• [What is expected] Across the listing below, count every line where the string "semper" appears, then give only the count.

::::::::

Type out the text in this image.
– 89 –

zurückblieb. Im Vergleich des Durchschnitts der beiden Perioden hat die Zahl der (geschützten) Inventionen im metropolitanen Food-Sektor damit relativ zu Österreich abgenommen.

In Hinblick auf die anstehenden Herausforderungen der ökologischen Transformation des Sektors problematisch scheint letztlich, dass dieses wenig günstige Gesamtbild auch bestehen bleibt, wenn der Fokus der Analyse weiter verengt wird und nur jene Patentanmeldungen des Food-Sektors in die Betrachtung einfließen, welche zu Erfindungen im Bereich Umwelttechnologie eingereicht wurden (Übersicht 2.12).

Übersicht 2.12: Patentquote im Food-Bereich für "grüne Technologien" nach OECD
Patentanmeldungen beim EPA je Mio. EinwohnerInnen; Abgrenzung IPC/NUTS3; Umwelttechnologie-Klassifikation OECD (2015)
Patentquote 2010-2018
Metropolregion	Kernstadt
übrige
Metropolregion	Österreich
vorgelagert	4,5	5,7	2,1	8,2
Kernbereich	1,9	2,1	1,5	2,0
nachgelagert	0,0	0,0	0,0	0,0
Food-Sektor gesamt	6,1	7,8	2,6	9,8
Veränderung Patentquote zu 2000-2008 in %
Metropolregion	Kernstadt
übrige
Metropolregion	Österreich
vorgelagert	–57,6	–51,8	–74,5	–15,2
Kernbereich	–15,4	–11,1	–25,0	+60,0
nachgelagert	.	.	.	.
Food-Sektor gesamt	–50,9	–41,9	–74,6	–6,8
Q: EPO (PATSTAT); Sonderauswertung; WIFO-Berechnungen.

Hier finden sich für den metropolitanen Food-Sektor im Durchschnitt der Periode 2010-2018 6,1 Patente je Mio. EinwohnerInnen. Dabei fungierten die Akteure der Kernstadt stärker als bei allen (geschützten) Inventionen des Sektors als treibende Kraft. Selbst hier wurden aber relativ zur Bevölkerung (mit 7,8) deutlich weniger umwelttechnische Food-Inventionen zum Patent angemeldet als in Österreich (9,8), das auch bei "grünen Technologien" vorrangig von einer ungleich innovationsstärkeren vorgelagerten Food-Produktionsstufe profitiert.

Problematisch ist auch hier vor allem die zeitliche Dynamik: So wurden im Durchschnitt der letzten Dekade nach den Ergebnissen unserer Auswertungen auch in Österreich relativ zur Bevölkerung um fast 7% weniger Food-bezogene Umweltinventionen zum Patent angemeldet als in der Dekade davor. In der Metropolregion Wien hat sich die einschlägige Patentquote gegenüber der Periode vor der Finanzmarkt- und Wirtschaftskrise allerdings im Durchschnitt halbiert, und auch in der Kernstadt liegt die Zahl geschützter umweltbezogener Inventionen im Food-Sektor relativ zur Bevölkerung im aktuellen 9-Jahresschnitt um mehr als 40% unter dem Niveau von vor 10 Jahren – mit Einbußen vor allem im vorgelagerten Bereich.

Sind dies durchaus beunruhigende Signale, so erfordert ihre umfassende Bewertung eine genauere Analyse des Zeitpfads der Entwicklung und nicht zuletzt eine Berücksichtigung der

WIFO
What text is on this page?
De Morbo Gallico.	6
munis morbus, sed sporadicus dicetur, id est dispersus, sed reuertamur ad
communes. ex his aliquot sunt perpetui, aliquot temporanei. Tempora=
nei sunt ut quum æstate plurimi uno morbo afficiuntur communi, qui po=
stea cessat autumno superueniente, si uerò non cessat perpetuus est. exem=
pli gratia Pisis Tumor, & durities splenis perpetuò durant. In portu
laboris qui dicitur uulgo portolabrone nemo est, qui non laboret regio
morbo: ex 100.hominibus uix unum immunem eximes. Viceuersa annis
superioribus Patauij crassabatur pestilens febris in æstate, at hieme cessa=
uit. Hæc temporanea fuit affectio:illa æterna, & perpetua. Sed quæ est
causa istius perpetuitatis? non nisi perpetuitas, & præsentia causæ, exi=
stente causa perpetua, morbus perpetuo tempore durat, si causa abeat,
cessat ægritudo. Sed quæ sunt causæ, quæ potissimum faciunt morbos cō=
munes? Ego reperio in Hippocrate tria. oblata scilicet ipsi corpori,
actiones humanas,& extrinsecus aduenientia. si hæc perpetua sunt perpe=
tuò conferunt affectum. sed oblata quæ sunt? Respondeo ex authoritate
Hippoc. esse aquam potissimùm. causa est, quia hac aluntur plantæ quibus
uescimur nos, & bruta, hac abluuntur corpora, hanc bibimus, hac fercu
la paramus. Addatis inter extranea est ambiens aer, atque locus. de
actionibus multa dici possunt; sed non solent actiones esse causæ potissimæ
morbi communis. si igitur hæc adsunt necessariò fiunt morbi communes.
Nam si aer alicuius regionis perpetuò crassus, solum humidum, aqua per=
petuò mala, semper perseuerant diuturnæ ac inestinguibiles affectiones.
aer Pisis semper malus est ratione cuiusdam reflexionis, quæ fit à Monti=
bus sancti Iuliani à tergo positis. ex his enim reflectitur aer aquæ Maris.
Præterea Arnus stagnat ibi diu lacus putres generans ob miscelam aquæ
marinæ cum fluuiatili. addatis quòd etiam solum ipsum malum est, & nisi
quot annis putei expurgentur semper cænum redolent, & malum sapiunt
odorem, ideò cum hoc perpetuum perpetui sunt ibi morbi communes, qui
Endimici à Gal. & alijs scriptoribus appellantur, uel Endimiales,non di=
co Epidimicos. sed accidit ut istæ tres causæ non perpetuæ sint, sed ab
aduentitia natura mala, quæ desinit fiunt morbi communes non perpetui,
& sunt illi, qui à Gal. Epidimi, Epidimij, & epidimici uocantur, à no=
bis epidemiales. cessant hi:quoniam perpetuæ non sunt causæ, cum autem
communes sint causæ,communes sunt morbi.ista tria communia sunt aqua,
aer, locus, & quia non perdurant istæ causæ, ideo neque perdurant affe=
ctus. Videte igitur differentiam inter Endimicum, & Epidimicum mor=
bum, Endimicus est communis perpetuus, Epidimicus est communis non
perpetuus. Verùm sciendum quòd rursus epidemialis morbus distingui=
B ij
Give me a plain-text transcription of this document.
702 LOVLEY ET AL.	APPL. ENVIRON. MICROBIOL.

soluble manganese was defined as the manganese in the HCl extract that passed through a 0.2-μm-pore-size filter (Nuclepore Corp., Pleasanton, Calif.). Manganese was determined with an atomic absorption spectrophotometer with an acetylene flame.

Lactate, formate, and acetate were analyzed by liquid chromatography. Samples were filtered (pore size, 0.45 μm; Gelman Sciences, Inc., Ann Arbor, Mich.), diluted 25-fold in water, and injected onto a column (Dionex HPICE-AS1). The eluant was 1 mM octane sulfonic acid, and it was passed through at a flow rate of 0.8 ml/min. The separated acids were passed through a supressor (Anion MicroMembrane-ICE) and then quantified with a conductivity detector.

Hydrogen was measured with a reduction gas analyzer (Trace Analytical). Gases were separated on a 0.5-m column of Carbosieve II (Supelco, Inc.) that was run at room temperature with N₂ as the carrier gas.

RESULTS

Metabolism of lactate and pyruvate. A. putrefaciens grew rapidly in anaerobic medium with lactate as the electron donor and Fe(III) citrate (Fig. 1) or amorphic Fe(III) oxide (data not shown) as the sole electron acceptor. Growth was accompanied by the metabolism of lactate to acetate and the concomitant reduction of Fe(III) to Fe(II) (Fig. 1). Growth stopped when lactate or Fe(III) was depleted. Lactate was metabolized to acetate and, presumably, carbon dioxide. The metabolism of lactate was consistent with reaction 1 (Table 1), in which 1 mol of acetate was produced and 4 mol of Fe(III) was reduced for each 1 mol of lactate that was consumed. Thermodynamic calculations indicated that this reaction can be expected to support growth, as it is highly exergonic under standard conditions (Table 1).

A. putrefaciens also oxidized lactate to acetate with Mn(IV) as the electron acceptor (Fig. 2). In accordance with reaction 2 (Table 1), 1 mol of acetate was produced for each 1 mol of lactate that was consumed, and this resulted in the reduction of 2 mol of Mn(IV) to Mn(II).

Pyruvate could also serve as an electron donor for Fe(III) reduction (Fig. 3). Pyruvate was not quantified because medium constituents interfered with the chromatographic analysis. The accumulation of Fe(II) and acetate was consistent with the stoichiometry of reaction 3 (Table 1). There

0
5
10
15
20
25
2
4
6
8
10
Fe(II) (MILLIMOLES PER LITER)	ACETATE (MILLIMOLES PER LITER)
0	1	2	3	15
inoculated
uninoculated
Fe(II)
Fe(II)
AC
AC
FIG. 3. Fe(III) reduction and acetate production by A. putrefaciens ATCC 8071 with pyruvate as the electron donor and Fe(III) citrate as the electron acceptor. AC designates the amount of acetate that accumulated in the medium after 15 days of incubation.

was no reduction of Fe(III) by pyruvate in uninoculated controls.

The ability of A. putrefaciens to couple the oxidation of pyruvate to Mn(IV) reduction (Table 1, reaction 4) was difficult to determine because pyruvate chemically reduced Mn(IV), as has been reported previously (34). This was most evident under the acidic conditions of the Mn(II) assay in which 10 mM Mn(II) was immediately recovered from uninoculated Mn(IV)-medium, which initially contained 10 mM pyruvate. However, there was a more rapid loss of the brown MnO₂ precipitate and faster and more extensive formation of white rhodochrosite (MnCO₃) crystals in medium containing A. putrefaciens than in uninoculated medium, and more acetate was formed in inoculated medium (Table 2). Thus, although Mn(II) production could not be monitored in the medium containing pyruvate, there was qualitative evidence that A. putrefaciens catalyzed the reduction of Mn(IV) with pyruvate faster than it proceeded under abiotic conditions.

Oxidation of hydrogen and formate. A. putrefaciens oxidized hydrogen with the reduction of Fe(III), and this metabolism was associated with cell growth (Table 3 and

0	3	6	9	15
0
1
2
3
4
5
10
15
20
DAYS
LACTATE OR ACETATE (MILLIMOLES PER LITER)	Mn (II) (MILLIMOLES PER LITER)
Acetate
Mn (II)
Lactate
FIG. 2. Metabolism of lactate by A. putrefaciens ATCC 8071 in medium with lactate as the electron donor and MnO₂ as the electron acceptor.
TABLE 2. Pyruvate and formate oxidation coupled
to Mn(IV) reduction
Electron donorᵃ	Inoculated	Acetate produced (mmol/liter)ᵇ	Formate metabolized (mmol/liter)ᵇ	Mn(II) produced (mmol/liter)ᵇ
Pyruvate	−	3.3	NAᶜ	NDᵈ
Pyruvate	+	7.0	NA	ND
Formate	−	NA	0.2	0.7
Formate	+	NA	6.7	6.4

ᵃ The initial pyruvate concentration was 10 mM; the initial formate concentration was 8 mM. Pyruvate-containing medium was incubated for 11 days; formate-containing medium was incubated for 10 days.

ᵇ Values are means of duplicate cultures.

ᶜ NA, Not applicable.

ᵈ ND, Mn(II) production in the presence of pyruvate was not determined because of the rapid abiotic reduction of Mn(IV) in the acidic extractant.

::::::::

• [Written reply] 3